Records from a collection —
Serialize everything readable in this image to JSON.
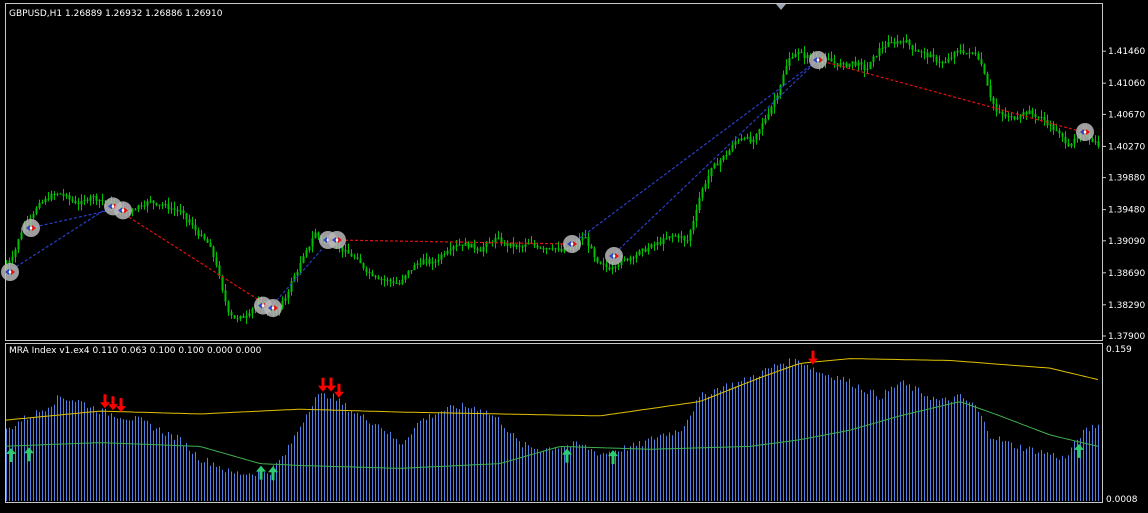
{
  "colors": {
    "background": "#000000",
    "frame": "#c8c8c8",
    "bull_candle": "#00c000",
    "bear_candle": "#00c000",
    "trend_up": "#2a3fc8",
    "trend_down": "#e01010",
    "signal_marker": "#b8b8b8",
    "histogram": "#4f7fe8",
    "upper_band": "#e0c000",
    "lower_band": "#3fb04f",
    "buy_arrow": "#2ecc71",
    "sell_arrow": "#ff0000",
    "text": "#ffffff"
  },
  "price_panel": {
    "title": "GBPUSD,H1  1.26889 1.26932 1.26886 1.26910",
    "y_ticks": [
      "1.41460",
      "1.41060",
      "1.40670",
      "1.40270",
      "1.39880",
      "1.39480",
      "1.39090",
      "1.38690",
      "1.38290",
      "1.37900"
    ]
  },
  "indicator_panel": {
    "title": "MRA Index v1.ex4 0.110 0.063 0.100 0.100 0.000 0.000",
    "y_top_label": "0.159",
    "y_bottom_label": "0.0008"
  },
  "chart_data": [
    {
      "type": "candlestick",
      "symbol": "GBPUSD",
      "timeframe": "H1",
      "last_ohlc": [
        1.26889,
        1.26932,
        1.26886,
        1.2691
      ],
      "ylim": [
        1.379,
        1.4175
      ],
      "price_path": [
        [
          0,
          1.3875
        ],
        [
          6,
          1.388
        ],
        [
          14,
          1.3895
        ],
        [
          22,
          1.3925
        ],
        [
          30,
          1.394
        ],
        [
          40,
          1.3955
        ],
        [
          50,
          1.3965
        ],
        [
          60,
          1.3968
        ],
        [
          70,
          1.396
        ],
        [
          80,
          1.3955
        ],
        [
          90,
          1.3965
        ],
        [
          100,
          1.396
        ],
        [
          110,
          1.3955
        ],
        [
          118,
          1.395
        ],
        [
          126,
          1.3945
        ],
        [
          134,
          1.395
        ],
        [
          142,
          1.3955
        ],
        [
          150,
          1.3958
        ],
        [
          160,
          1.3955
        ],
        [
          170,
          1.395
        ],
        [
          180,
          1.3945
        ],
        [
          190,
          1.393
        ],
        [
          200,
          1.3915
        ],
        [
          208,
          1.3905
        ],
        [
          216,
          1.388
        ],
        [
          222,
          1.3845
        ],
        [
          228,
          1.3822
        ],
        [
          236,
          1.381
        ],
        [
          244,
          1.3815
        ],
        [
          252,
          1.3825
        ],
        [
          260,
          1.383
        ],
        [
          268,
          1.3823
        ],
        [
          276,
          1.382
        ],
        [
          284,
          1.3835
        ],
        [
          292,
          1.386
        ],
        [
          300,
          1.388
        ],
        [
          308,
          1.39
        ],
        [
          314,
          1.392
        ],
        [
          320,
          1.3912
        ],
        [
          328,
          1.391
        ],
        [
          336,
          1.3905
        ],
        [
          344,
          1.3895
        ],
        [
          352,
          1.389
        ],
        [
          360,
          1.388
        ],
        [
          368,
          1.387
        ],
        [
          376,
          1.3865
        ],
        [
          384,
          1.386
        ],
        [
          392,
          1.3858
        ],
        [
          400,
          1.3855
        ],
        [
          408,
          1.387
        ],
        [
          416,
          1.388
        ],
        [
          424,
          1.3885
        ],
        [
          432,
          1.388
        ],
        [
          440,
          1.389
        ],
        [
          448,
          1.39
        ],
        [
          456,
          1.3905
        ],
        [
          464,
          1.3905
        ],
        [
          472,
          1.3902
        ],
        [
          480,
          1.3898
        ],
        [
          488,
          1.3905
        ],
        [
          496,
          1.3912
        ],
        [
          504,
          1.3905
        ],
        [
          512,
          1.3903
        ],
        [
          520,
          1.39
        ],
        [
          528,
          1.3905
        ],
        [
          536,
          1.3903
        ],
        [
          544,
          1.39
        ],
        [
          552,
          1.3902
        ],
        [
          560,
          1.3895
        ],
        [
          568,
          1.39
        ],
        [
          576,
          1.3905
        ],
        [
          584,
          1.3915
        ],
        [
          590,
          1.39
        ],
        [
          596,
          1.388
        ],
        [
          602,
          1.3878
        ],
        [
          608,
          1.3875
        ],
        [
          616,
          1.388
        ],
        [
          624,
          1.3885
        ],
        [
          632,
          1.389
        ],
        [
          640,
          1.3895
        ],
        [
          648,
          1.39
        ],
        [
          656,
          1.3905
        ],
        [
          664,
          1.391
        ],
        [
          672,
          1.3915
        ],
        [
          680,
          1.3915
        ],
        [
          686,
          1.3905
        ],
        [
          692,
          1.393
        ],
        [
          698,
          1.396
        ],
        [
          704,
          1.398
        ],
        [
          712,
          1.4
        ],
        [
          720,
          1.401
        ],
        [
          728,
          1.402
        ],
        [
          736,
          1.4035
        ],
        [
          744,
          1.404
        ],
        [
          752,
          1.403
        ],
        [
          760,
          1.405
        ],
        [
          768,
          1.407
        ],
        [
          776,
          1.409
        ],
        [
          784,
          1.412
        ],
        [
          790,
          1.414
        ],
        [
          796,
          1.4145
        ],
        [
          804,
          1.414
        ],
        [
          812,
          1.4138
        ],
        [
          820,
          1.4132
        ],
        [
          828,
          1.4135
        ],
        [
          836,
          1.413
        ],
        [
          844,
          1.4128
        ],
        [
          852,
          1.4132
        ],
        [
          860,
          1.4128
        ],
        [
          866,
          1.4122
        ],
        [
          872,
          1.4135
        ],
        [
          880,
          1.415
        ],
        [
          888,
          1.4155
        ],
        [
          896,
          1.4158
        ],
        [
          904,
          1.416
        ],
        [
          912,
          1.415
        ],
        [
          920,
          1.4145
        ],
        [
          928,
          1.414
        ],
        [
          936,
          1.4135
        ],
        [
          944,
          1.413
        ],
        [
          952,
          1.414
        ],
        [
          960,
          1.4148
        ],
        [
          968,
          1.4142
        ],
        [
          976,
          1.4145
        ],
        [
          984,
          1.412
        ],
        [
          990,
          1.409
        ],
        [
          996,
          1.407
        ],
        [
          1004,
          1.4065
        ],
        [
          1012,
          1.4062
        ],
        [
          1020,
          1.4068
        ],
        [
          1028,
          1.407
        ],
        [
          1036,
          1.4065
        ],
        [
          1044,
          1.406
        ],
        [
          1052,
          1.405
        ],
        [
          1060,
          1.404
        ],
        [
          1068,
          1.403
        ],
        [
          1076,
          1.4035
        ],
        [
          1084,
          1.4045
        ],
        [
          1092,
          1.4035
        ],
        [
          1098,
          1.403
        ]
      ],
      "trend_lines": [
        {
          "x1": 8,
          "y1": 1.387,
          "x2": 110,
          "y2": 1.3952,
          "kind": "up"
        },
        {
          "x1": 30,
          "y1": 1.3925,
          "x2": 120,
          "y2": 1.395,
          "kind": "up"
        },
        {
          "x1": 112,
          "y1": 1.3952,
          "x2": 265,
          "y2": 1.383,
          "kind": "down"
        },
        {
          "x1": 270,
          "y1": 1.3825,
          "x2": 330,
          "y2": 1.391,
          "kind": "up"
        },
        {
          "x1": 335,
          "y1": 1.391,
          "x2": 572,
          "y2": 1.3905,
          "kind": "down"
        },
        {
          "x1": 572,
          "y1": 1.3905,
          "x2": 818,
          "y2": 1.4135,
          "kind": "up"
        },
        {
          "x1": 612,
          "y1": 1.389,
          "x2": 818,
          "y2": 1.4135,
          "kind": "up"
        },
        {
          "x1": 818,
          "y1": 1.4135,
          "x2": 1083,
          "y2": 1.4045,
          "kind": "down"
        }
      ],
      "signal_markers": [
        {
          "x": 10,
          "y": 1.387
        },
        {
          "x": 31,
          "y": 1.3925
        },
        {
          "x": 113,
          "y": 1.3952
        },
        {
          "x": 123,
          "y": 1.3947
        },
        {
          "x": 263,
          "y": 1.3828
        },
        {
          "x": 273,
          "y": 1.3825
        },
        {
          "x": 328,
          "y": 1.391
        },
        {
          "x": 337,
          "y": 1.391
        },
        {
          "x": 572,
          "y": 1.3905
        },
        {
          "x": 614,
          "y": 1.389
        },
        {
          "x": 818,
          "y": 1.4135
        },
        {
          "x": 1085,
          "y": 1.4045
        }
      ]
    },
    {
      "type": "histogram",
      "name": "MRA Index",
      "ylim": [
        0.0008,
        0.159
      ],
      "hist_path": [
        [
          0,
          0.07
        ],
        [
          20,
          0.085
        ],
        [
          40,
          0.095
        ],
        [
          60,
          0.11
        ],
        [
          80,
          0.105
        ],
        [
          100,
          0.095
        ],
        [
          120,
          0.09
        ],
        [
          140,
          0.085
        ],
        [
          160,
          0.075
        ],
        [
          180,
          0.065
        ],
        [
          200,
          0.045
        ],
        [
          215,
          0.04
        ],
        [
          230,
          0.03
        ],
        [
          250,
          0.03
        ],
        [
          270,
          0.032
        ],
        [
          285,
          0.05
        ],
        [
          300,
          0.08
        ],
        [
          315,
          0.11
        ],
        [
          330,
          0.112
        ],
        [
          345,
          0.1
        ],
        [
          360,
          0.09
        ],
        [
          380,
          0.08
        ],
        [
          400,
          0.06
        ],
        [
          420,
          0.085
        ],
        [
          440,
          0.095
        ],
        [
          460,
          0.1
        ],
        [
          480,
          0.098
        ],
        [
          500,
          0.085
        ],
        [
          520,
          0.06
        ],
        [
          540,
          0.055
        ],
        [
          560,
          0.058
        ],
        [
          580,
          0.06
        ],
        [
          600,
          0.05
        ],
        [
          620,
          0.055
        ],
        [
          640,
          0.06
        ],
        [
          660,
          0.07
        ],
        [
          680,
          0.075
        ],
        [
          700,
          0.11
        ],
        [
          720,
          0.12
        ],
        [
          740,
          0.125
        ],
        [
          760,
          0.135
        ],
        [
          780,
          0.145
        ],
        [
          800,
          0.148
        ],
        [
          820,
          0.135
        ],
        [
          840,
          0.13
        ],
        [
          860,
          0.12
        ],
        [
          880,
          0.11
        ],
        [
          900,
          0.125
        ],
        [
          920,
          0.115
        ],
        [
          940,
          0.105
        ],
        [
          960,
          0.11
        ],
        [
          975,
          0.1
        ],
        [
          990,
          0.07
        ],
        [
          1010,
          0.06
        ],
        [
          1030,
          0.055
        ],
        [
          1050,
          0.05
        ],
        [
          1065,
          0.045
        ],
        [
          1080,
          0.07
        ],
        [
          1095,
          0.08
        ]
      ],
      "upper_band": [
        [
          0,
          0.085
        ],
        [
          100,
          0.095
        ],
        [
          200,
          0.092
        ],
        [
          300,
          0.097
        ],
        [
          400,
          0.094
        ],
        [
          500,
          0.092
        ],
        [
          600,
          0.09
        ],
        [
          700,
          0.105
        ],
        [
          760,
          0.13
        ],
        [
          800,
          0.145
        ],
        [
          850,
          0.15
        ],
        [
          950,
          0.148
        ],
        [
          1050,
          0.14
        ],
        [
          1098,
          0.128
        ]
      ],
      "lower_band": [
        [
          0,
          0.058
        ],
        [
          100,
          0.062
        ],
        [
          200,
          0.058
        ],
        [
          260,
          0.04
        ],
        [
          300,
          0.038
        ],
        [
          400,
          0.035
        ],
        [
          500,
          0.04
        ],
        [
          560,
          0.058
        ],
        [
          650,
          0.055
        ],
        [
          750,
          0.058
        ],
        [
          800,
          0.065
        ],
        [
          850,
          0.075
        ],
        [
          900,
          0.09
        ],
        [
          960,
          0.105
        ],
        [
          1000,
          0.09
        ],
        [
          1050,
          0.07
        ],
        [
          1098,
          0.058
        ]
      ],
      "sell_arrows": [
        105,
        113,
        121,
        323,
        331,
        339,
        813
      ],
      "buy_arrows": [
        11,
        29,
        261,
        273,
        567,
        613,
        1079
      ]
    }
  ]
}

---

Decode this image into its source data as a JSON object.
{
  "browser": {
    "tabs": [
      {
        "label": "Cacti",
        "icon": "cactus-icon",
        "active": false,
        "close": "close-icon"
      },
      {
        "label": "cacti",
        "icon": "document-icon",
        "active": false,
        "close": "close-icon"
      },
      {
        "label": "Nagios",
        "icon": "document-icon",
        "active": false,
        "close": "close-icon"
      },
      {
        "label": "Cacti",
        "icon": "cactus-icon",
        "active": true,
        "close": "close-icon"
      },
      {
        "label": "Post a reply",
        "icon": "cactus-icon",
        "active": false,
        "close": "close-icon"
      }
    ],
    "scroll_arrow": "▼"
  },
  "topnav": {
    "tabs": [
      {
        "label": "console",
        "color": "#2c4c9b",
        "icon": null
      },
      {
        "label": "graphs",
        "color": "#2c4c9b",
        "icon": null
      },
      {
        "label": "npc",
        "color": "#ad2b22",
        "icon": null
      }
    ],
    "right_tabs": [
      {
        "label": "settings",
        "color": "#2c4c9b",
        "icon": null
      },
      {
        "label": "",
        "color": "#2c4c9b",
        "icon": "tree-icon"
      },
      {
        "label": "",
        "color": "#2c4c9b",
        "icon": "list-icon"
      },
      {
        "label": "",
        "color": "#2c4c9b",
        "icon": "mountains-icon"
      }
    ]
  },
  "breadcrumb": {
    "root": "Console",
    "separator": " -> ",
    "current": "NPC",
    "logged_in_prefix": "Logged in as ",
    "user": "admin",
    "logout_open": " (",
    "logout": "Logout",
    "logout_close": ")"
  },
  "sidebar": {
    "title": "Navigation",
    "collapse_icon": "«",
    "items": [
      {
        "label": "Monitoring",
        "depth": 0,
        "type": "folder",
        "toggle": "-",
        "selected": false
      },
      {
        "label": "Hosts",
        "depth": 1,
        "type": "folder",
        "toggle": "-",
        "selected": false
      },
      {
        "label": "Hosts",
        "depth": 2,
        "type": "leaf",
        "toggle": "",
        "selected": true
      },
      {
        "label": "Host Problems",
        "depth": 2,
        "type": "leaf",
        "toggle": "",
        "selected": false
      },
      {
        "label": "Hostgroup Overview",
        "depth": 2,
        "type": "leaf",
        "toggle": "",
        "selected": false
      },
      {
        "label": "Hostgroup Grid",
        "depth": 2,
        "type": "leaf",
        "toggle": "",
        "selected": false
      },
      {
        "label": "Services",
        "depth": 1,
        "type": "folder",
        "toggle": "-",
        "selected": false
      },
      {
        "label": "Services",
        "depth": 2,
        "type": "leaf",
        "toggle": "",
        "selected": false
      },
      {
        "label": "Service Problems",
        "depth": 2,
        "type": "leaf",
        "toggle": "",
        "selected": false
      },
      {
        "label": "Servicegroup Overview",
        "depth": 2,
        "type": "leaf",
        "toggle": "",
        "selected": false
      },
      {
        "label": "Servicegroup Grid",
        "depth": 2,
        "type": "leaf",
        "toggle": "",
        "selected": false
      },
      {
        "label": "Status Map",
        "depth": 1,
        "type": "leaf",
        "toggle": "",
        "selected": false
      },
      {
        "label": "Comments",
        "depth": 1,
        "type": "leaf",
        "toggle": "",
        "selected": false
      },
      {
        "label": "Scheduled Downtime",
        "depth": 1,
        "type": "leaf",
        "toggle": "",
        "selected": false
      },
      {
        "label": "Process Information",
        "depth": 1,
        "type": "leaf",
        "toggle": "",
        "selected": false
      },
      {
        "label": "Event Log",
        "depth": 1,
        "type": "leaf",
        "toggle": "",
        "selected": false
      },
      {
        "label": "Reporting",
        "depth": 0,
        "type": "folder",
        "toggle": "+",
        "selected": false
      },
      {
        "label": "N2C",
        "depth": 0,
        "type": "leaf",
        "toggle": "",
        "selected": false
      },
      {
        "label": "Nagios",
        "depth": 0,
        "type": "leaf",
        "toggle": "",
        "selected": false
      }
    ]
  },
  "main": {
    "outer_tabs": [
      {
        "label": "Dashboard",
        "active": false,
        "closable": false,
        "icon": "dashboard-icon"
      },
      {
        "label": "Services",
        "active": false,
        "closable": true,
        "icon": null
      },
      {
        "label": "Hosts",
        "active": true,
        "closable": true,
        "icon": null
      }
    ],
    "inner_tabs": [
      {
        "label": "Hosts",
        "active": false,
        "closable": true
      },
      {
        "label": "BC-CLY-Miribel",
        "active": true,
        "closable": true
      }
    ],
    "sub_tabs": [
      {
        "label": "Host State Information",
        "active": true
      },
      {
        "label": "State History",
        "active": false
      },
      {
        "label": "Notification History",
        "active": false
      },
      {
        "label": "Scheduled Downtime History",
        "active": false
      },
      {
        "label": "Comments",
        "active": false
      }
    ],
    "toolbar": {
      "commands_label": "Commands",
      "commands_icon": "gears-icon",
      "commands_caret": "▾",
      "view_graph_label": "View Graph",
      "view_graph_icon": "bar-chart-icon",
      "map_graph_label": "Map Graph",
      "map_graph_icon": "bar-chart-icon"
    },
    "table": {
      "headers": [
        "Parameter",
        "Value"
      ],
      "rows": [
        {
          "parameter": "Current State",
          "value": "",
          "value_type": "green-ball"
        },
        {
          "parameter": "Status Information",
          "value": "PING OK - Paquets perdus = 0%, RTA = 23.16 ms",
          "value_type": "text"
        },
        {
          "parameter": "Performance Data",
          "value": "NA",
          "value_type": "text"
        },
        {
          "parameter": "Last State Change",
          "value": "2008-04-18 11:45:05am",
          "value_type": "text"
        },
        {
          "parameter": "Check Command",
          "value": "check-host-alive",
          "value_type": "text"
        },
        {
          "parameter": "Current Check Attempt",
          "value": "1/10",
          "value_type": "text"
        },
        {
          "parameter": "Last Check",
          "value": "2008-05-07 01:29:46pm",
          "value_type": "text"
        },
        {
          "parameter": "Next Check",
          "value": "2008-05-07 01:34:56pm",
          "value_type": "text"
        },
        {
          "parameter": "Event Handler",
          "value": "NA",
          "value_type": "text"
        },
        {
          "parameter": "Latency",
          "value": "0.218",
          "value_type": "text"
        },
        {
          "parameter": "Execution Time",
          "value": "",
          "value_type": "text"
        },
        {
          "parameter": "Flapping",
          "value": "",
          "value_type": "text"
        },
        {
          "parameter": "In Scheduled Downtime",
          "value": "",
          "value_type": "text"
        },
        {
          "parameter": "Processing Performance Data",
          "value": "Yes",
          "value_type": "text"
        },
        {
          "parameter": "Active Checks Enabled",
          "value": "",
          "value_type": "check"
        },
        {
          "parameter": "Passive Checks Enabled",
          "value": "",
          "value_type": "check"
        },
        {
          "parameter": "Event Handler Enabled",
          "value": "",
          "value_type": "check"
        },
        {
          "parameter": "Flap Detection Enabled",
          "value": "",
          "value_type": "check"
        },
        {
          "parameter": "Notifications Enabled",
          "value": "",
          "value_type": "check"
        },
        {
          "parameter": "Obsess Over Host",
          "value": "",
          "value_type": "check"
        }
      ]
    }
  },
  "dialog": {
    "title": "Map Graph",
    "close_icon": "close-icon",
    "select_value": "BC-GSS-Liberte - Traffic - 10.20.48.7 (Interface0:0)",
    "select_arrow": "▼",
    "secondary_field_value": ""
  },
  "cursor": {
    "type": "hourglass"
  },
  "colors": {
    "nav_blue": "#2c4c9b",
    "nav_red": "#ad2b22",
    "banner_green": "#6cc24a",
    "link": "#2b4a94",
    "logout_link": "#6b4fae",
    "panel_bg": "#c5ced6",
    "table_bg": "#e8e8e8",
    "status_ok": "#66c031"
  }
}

...

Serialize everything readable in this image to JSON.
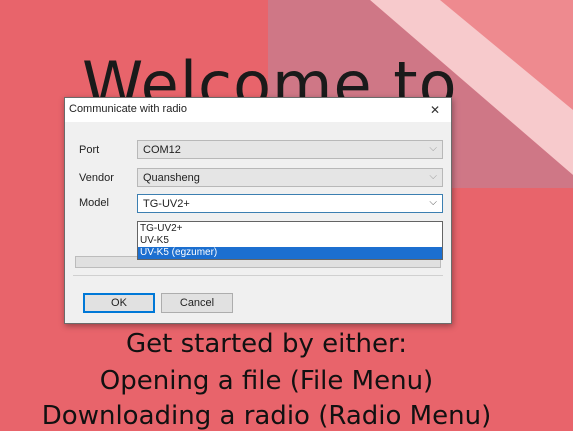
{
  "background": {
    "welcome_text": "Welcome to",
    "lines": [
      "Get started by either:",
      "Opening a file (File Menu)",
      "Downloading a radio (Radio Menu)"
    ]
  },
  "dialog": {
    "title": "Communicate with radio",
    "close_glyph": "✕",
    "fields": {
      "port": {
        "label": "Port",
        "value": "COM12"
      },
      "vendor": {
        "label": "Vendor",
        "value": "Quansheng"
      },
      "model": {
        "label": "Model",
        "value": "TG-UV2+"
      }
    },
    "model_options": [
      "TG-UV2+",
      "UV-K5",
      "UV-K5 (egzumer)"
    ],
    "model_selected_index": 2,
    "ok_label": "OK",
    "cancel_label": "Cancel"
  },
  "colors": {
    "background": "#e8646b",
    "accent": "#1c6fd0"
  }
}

PROBLEM DESCRIPTION —
Return all lines containing "title".

TASK OUTPUT —
    "title": "GBPUSD,H1  1.26889 1.26932 1.26886 1.26910",
    "title": "MRA Index v1.ex4 0.110 0.063 0.100 0.100 0.000 0.000",
    "title": "Navigation",
    "title": "Map Graph",
    "title": "Communicate with radio",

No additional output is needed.